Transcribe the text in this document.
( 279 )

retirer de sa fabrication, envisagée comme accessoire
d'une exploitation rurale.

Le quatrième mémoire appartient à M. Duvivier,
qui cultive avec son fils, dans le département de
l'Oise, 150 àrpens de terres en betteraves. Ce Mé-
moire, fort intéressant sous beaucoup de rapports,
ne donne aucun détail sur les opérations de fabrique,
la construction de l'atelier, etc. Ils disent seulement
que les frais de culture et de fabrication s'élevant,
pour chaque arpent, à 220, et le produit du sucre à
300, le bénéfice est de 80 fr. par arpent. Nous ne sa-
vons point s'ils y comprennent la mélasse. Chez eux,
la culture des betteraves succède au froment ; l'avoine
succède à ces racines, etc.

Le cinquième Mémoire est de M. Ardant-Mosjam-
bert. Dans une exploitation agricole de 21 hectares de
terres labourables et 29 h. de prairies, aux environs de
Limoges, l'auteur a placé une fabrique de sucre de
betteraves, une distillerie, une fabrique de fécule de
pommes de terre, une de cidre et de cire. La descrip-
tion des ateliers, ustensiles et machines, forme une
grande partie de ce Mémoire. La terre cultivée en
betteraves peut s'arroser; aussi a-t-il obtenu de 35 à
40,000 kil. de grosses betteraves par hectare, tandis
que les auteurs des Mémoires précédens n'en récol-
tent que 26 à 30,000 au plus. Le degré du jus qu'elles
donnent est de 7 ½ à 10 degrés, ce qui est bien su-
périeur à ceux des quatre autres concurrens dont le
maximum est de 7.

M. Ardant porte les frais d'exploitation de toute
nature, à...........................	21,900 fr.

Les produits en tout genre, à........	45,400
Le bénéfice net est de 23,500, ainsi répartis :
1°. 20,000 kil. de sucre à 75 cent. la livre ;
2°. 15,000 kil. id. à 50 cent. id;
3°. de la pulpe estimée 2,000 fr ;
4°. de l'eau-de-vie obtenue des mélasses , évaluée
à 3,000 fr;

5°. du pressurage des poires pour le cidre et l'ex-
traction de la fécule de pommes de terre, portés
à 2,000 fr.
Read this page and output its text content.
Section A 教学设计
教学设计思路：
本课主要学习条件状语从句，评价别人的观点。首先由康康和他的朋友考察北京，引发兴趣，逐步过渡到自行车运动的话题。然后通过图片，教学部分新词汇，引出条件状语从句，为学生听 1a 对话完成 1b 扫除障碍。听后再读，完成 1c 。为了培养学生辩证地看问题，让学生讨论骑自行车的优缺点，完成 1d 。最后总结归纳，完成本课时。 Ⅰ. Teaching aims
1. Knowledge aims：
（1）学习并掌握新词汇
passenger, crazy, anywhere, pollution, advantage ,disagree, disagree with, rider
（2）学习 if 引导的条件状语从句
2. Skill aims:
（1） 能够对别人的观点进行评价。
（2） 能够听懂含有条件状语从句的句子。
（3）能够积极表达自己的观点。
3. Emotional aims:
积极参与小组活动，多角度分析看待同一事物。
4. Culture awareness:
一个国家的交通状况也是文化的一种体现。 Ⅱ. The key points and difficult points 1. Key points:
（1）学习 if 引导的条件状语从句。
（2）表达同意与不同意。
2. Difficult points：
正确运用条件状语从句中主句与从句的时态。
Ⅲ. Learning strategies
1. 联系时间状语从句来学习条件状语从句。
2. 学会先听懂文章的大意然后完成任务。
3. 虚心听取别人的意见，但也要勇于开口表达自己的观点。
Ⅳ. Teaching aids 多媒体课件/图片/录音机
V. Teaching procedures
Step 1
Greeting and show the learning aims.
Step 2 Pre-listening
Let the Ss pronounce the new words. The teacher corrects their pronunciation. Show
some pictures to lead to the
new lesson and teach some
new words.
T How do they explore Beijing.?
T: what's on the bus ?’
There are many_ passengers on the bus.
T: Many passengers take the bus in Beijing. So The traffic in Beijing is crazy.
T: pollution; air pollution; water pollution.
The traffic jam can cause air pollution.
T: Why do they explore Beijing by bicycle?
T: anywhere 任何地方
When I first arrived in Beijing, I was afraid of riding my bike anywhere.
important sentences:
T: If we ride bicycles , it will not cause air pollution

========

## Prompt
Reproduce the data, keeping every line exactly the same.

## Full solution
Transcribe the text in this document.
( 279 )

retirer de sa fabrication, envisagée comme accessoire
d'une exploitation rurale.

Le quatrième mémoire appartient à M. Duvivier,
qui cultive avec son fils, dans le département de
l'Oise, 150 àrpens de terres en betteraves. Ce Mé-
moire, fort intéressant sous beaucoup de rapports,
ne donne aucun détail sur les opérations de fabrique,
la construction de l'atelier, etc. Ils disent seulement
que les frais de culture et de fabrication s'élevant,
pour chaque arpent, à 220, et le produit du sucre à
300, le bénéfice est de 80 fr. par arpent. Nous ne sa-
vons point s'ils y comprennent la mélasse. Chez eux,
la culture des betteraves succède au froment ; l'avoine
succède à ces racines, etc.

Le cinquième Mémoire est de M. Ardant-Mosjam-
bert. Dans une exploitation agricole de 21 hectares de
terres labourables et 29 h. de prairies, aux environs de
Limoges, l'auteur a placé une fabrique de sucre de
betteraves, une distillerie, une fabrique de fécule de
pommes de terre, une de cidre et de cire. La descrip-
tion des ateliers, ustensiles et machines, forme une
grande partie de ce Mémoire. La terre cultivée en
betteraves peut s'arroser; aussi a-t-il obtenu de 35 à
40,000 kil. de grosses betteraves par hectare, tandis
que les auteurs des Mémoires précédens n'en récol-
tent que 26 à 30,000 au plus. Le degré du jus qu'elles
donnent est de 7 ½ à 10 degrés, ce qui est bien su-
périeur à ceux des quatre autres concurrens dont le
maximum est de 7.

M. Ardant porte les frais d'exploitation de toute
nature, à...........................	21,900 fr.

Les produits en tout genre, à........	45,400
Le bénéfice net est de 23,500, ainsi répartis :
1°. 20,000 kil. de sucre à 75 cent. la livre ;
2°. 15,000 kil. id. à 50 cent. id;
3°. de la pulpe estimée 2,000 fr ;
4°. de l'eau-de-vie obtenue des mélasses , évaluée
à 3,000 fr;

5°. du pressurage des poires pour le cidre et l'ex-
traction de la fécule de pommes de terre, portés
à 2,000 fr.
Read this page and output its text content.
Section A 教学设计
教学设计思路：
本课主要学习条件状语从句，评价别人的观点。首先由康康和他的朋友考察北京，引发兴趣，逐步过渡到自行车运动的话题。然后通过图片，教学部分新词汇，引出条件状语从句，为学生听 1a 对话完成 1b 扫除障碍。听后再读，完成 1c 。为了培养学生辩证地看问题，让学生讨论骑自行车的优缺点，完成 1d 。最后总结归纳，完成本课时。 Ⅰ. Teaching aims
1. Knowledge aims：
（1）学习并掌握新词汇
passenger, crazy, anywhere, pollution, advantage ,disagree, disagree with, rider
（2）学习 if 引导的条件状语从句
2. Skill aims:
（1） 能够对别人的观点进行评价。
（2） 能够听懂含有条件状语从句的句子。
（3）能够积极表达自己的观点。
3. Emotional aims:
积极参与小组活动，多角度分析看待同一事物。
4. Culture awareness:
一个国家的交通状况也是文化的一种体现。 Ⅱ. The key points and difficult points 1. Key points:
（1）学习 if 引导的条件状语从句。
（2）表达同意与不同意。
2. Difficult points：
正确运用条件状语从句中主句与从句的时态。
Ⅲ. Learning strategies
1. 联系时间状语从句来学习条件状语从句。
2. 学会先听懂文章的大意然后完成任务。
3. 虚心听取别人的意见，但也要勇于开口表达自己的观点。
Ⅳ. Teaching aids 多媒体课件/图片/录音机
V. Teaching procedures
Step 1
Greeting and show the learning aims.
Step 2 Pre-listening
Let the Ss pronounce the new words. The teacher corrects their pronunciation. Show
some pictures to lead to the
new lesson and teach some
new words.
T How do they explore Beijing.?
T: what's on the bus ?’
There are many_ passengers on the bus.
T: Many passengers take the bus in Beijing. So The traffic in Beijing is crazy.
T: pollution; air pollution; water pollution.
The traffic jam can cause air pollution.
T: Why do they explore Beijing by bicycle?
T: anywhere 任何地方
When I first arrived in Beijing, I was afraid of riding my bike anywhere.
important sentences:
T: If we ride bicycles , it will not cause air pollution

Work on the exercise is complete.